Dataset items
········

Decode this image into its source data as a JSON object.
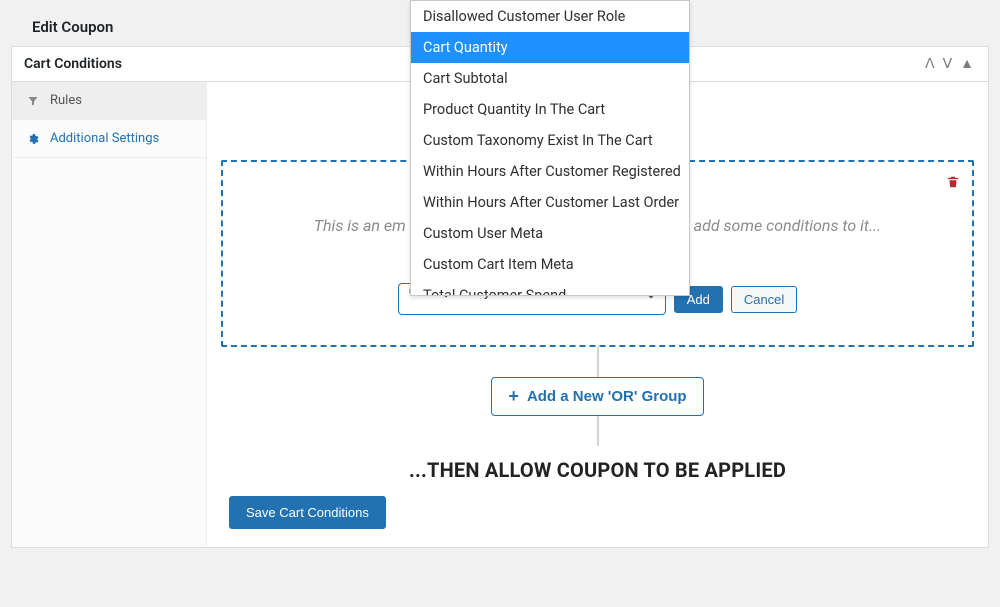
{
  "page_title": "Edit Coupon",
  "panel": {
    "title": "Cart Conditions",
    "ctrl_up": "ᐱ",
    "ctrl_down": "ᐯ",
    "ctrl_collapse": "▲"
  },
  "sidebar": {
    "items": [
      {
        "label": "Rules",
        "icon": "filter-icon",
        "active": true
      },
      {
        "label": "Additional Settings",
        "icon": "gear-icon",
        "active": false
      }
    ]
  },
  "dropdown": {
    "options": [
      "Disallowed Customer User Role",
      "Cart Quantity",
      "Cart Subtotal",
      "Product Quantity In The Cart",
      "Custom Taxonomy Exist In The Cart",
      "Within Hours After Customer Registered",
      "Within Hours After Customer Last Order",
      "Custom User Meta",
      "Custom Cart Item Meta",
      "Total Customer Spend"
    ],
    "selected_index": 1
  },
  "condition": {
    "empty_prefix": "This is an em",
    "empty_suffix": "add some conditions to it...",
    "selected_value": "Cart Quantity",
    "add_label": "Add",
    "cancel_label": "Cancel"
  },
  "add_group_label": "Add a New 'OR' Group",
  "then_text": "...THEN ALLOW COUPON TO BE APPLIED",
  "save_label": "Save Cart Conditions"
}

········

Set task
Copy out each line in the preceding records that contains "User".

Response to the task
      "Disallowed Customer User Role",
      "Custom User Meta",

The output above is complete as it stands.